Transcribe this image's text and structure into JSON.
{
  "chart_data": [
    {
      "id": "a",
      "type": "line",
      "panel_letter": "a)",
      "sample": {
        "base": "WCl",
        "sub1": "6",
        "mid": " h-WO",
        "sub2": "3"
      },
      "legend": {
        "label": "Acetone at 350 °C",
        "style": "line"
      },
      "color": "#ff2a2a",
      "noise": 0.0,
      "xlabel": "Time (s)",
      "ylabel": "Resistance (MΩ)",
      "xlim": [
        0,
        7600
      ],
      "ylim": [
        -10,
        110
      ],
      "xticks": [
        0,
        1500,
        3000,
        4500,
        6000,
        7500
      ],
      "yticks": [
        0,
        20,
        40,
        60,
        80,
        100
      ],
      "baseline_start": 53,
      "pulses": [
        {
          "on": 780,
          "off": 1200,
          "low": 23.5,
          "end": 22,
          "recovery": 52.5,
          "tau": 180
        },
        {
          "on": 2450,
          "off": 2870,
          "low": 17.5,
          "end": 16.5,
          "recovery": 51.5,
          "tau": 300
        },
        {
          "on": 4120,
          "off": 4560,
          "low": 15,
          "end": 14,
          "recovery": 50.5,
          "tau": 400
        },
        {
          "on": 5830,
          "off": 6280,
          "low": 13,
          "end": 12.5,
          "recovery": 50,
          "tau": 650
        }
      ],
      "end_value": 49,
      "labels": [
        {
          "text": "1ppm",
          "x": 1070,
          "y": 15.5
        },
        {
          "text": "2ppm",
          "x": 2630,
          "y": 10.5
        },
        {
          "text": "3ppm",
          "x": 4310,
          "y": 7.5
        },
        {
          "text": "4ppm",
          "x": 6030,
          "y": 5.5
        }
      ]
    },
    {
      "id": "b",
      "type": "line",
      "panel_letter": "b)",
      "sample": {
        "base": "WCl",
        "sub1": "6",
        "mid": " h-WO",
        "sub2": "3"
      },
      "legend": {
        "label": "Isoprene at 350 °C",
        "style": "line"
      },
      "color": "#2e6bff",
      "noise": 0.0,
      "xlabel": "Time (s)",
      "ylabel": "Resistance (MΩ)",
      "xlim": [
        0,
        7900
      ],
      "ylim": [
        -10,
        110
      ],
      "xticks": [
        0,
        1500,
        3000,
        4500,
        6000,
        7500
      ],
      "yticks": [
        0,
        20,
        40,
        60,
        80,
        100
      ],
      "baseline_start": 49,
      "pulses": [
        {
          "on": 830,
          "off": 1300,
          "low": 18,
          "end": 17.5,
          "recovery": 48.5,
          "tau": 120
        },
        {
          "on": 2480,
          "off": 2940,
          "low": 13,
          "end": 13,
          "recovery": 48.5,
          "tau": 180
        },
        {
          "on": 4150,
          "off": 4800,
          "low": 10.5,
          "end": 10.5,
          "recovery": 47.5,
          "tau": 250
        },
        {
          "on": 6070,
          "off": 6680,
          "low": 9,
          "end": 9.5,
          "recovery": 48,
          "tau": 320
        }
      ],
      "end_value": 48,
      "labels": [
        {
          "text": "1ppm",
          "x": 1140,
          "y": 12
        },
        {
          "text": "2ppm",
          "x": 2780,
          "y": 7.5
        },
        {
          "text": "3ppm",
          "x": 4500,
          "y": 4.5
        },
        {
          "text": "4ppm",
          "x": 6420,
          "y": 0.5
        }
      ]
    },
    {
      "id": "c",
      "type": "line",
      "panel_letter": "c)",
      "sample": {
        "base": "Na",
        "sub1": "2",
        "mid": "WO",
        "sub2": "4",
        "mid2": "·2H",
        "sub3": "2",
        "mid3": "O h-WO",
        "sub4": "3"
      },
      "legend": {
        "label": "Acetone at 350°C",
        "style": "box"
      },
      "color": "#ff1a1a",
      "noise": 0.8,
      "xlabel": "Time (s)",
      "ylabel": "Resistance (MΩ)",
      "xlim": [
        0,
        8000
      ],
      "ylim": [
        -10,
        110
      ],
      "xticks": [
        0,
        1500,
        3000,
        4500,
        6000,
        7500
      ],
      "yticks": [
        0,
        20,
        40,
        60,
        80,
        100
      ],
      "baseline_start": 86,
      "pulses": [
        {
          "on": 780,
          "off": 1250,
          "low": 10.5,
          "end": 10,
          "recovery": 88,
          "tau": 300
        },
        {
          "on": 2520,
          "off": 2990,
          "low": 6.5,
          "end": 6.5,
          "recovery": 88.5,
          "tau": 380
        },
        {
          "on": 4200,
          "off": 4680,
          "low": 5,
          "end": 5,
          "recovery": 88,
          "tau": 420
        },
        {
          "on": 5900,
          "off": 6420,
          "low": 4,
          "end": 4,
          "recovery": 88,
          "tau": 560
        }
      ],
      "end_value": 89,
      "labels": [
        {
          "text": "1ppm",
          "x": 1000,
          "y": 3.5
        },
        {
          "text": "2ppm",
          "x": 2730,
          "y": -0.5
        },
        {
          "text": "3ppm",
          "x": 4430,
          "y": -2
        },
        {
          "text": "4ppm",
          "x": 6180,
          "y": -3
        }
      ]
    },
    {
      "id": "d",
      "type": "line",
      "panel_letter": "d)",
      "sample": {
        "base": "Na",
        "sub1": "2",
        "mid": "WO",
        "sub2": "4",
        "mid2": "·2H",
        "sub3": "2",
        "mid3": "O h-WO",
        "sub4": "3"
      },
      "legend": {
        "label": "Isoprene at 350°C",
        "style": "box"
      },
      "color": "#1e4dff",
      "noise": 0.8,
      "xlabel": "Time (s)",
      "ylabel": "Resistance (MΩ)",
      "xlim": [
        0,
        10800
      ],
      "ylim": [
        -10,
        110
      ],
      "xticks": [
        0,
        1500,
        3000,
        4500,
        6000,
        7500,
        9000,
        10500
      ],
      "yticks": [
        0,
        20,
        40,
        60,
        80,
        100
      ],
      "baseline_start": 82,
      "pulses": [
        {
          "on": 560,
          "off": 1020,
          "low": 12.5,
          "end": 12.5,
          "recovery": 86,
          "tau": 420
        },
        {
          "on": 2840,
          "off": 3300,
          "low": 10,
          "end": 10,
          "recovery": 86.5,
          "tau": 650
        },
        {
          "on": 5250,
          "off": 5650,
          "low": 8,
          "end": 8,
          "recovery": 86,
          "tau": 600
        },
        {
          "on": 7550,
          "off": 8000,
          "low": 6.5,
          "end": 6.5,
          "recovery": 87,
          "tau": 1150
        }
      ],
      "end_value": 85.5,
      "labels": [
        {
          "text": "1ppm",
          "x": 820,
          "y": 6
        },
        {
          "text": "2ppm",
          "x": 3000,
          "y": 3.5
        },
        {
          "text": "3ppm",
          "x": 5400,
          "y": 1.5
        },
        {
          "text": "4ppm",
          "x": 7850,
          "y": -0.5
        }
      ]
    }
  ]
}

▸ Goal: Transcribe the whole listing exactly.

▸ Task result:
Transcribe this image's text and structure into JSON.
{
  "chart_data": [
    {
      "id": "a",
      "type": "line",
      "panel_letter": "a)",
      "sample": {
        "base": "WCl",
        "sub1": "6",
        "mid": " h-WO",
        "sub2": "3"
      },
      "legend": {
        "label": "Acetone at 350 °C",
        "style": "line"
      },
      "color": "#ff2a2a",
      "noise": 0.0,
      "xlabel": "Time (s)",
      "ylabel": "Resistance (MΩ)",
      "xlim": [
        0,
        7600
      ],
      "ylim": [
        -10,
        110
      ],
      "xticks": [
        0,
        1500,
        3000,
        4500,
        6000,
        7500
      ],
      "yticks": [
        0,
        20,
        40,
        60,
        80,
        100
      ],
      "baseline_start": 53,
      "pulses": [
        {
          "on": 780,
          "off": 1200,
          "low": 23.5,
          "end": 22,
          "recovery": 52.5,
          "tau": 180
        },
        {
          "on": 2450,
          "off": 2870,
          "low": 17.5,
          "end": 16.5,
          "recovery": 51.5,
          "tau": 300
        },
        {
          "on": 4120,
          "off": 4560,
          "low": 15,
          "end": 14,
          "recovery": 50.5,
          "tau": 400
        },
        {
          "on": 5830,
          "off": 6280,
          "low": 13,
          "end": 12.5,
          "recovery": 50,
          "tau": 650
        }
      ],
      "end_value": 49,
      "labels": [
        {
          "text": "1ppm",
          "x": 1070,
          "y": 15.5
        },
        {
          "text": "2ppm",
          "x": 2630,
          "y": 10.5
        },
        {
          "text": "3ppm",
          "x": 4310,
          "y": 7.5
        },
        {
          "text": "4ppm",
          "x": 6030,
          "y": 5.5
        }
      ]
    },
    {
      "id": "b",
      "type": "line",
      "panel_letter": "b)",
      "sample": {
        "base": "WCl",
        "sub1": "6",
        "mid": " h-WO",
        "sub2": "3"
      },
      "legend": {
        "label": "Isoprene at 350 °C",
        "style": "line"
      },
      "color": "#2e6bff",
      "noise": 0.0,
      "xlabel": "Time (s)",
      "ylabel": "Resistance (MΩ)",
      "xlim": [
        0,
        7900
      ],
      "ylim": [
        -10,
        110
      ],
      "xticks": [
        0,
        1500,
        3000,
        4500,
        6000,
        7500
      ],
      "yticks": [
        0,
        20,
        40,
        60,
        80,
        100
      ],
      "baseline_start": 49,
      "pulses": [
        {
          "on": 830,
          "off": 1300,
          "low": 18,
          "end": 17.5,
          "recovery": 48.5,
          "tau": 120
        },
        {
          "on": 2480,
          "off": 2940,
          "low": 13,
          "end": 13,
          "recovery": 48.5,
          "tau": 180
        },
        {
          "on": 4150,
          "off": 4800,
          "low": 10.5,
          "end": 10.5,
          "recovery": 47.5,
          "tau": 250
        },
        {
          "on": 6070,
          "off": 6680,
          "low": 9,
          "end": 9.5,
          "recovery": 48,
          "tau": 320
        }
      ],
      "end_value": 48,
      "labels": [
        {
          "text": "1ppm",
          "x": 1140,
          "y": 12
        },
        {
          "text": "2ppm",
          "x": 2780,
          "y": 7.5
        },
        {
          "text": "3ppm",
          "x": 4500,
          "y": 4.5
        },
        {
          "text": "4ppm",
          "x": 6420,
          "y": 0.5
        }
      ]
    },
    {
      "id": "c",
      "type": "line",
      "panel_letter": "c)",
      "sample": {
        "base": "Na",
        "sub1": "2",
        "mid": "WO",
        "sub2": "4",
        "mid2": "·2H",
        "sub3": "2",
        "mid3": "O h-WO",
        "sub4": "3"
      },
      "legend": {
        "label": "Acetone at 350°C",
        "style": "box"
      },
      "color": "#ff1a1a",
      "noise": 0.8,
      "xlabel": "Time (s)",
      "ylabel": "Resistance (MΩ)",
      "xlim": [
        0,
        8000
      ],
      "ylim": [
        -10,
        110
      ],
      "xticks": [
        0,
        1500,
        3000,
        4500,
        6000,
        7500
      ],
      "yticks": [
        0,
        20,
        40,
        60,
        80,
        100
      ],
      "baseline_start": 86,
      "pulses": [
        {
          "on": 780,
          "off": 1250,
          "low": 10.5,
          "end": 10,
          "recovery": 88,
          "tau": 300
        },
        {
          "on": 2520,
          "off": 2990,
          "low": 6.5,
          "end": 6.5,
          "recovery": 88.5,
          "tau": 380
        },
        {
          "on": 4200,
          "off": 4680,
          "low": 5,
          "end": 5,
          "recovery": 88,
          "tau": 420
        },
        {
          "on": 5900,
          "off": 6420,
          "low": 4,
          "end": 4,
          "recovery": 88,
          "tau": 560
        }
      ],
      "end_value": 89,
      "labels": [
        {
          "text": "1ppm",
          "x": 1000,
          "y": 3.5
        },
        {
          "text": "2ppm",
          "x": 2730,
          "y": -0.5
        },
        {
          "text": "3ppm",
          "x": 4430,
          "y": -2
        },
        {
          "text": "4ppm",
          "x": 6180,
          "y": -3
        }
      ]
    },
    {
      "id": "d",
      "type": "line",
      "panel_letter": "d)",
      "sample": {
        "base": "Na",
        "sub1": "2",
        "mid": "WO",
        "sub2": "4",
        "mid2": "·2H",
        "sub3": "2",
        "mid3": "O h-WO",
        "sub4": "3"
      },
      "legend": {
        "label": "Isoprene at 350°C",
        "style": "box"
      },
      "color": "#1e4dff",
      "noise": 0.8,
      "xlabel": "Time (s)",
      "ylabel": "Resistance (MΩ)",
      "xlim": [
        0,
        10800
      ],
      "ylim": [
        -10,
        110
      ],
      "xticks": [
        0,
        1500,
        3000,
        4500,
        6000,
        7500,
        9000,
        10500
      ],
      "yticks": [
        0,
        20,
        40,
        60,
        80,
        100
      ],
      "baseline_start": 82,
      "pulses": [
        {
          "on": 560,
          "off": 1020,
          "low": 12.5,
          "end": 12.5,
          "recovery": 86,
          "tau": 420
        },
        {
          "on": 2840,
          "off": 3300,
          "low": 10,
          "end": 10,
          "recovery": 86.5,
          "tau": 650
        },
        {
          "on": 5250,
          "off": 5650,
          "low": 8,
          "end": 8,
          "recovery": 86,
          "tau": 600
        },
        {
          "on": 7550,
          "off": 8000,
          "low": 6.5,
          "end": 6.5,
          "recovery": 87,
          "tau": 1150
        }
      ],
      "end_value": 85.5,
      "labels": [
        {
          "text": "1ppm",
          "x": 820,
          "y": 6
        },
        {
          "text": "2ppm",
          "x": 3000,
          "y": 3.5
        },
        {
          "text": "3ppm",
          "x": 5400,
          "y": 1.5
        },
        {
          "text": "4ppm",
          "x": 7850,
          "y": -0.5
        }
      ]
    }
  ]
}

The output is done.